A alimentação é um dos factores que mais interfere na nossa saúde, por isso uma boa alimentação deve ser equilibrada, completa, variada, que inclua o elemento mais vital do organismo, a água, e com os nutrientes adequados a cada organismo e saúde.
O que são Distúrbios Alimentares?
São doenças psiquiátricas estando na sua origem a interacção de factores psicológicos, biológicos, familiares e socioculturais. Caracterizam-se, fundamentalmente por alterações significativas do comportamento alimentar. Ocorrem predominantemente nos países industrializados, tendo uma incidência menor nos países pouco desenvolvidos e fora do mundo ocidental. Afectam sobretudo as mulheres jovens.
A importância relativa das influências socioculturais, biológicas, psicológicas e familiares e a forma como interagem entre si pode ser diferente consoante o período de desenvolvimento do jovem, influenciando o aparecimento ou não do distúrbio alimentar e a sua cronicidade.

Problemas e tarefas:
• A. De acordo com o texto sobre os distúrbios alimentares, que grupo é afetado sobretudo por estas doenças?
• B. Prossiga o texto sobre a alimentação e os distúrbios alimentares a partir da última frase apresentada.

Material de base:
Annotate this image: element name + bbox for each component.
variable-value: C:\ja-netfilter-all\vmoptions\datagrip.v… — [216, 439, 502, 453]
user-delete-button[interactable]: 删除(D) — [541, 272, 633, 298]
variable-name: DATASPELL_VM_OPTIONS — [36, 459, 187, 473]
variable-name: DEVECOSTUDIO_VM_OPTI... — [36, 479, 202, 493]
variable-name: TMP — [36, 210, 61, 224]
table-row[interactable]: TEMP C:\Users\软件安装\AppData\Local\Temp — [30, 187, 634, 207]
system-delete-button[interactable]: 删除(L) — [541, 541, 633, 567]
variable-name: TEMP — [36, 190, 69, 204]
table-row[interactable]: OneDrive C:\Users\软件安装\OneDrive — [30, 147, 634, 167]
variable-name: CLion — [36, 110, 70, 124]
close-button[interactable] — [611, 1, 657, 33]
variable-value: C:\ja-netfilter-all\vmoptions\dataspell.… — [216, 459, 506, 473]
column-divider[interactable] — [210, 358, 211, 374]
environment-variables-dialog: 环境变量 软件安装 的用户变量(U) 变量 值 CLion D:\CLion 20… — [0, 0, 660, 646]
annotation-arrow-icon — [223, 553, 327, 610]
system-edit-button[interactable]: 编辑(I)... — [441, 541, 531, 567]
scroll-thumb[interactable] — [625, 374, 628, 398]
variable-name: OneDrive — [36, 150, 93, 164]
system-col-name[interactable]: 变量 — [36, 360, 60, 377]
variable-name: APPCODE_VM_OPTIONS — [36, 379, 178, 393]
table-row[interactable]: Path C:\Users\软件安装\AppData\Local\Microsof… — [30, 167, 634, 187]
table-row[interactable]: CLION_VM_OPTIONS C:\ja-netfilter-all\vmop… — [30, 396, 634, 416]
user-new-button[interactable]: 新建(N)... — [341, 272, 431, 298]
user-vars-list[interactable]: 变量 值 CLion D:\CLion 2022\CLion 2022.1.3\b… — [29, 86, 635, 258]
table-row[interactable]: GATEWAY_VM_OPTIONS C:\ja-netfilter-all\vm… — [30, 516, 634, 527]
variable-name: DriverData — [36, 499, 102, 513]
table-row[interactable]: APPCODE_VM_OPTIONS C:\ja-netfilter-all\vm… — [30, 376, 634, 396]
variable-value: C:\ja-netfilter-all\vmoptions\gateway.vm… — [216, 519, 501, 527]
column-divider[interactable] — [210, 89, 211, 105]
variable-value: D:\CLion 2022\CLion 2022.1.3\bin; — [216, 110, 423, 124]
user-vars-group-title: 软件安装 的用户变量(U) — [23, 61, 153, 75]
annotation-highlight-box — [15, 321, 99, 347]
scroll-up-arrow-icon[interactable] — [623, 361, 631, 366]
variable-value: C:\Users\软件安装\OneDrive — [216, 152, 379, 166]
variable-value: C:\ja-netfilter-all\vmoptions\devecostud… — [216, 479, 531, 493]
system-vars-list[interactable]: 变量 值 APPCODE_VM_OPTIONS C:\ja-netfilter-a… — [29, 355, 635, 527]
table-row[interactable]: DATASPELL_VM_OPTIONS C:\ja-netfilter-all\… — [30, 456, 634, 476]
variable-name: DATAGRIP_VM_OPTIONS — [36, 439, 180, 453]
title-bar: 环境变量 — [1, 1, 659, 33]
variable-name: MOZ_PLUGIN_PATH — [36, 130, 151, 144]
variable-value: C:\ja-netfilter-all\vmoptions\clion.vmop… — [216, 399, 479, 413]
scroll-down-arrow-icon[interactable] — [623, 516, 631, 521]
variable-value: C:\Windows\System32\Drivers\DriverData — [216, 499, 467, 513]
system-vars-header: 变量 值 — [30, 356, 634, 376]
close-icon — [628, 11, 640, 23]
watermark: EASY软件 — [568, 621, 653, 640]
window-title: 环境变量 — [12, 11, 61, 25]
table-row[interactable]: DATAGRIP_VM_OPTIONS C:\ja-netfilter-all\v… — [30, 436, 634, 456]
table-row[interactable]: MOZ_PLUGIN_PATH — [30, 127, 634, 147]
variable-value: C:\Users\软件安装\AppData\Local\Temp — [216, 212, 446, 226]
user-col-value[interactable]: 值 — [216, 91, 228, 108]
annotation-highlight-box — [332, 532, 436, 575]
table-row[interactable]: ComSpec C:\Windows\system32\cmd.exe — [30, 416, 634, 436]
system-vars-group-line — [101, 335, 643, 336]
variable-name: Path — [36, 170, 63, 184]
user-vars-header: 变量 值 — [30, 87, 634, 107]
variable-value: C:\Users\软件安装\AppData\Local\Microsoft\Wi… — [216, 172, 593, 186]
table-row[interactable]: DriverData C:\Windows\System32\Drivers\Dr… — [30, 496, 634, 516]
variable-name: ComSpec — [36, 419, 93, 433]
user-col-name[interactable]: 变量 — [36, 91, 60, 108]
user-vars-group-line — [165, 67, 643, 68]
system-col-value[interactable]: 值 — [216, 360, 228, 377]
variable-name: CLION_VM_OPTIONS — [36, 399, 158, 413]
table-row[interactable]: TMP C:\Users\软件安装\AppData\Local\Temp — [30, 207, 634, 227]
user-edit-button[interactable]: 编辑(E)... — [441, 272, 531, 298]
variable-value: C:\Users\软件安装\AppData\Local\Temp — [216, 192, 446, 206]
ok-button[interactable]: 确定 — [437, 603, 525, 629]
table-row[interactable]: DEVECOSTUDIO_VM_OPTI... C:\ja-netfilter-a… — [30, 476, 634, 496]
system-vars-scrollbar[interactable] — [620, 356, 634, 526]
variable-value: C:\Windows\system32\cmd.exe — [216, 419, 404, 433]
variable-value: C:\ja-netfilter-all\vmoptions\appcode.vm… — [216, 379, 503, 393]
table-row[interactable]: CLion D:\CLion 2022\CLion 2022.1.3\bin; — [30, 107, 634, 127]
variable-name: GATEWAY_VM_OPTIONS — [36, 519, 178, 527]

Resultados dos exercícios:
• A. Os distúrbios alimentares afetam sobretudo as mulheres jovens.

• B.
Sabe-se que não se deve a modas, mas que a pressão cultural para a magreza, a insatisfação e a preocupação com o peso podem contribuir,
juntamente com outros factores, para um aumento da vulnerabilidade, que por sua vez pode levar á tomada de decisão de iniciar uma dieta. É pertinente referir que a dieta só por si não constitui uma condição suficiente para o desencadear de um distúrbio alimentar, mas é uma condição necessária, dado que não existem distúrbios alimentares sem dieta.
Manifesta-se como anorexia, bulimia, desnutrição ou obesidade. No tocante à desnutrição, é preciso tornar claro que tão-somente a gerada por uma disfunção ou desequilíbrio psicossomático do indivíduo deve ser qualificada como "disfunção alimentar". Essa observação é necessária para distingui-la da forma desnutricional que não foi, por assim dizer, escolhida pelo indivíduo, mas, sim, engendrada, de ordinário, por um complexo cultural-económico-político-social, do qual aquele (o desnutrido) é vítima. Pode-se chamar desnutrição exógena a essa forma engendrada de fora para dentro, enquanto desnutrição endógena será a causada a partir do indivíduo.
Devido às idiossincrasias da adolescência, mostram as estatísticas que essas disfunções alimentares são mais freqüentes nessa faixa etária, quase sempre associadas a algum quadro de disfunção emocional, na dinãmica da família, da escola, do trabalho — enfim, da vida social. Contudo, outras faixas etárias também mostram incidência dessa disfunção alimentar.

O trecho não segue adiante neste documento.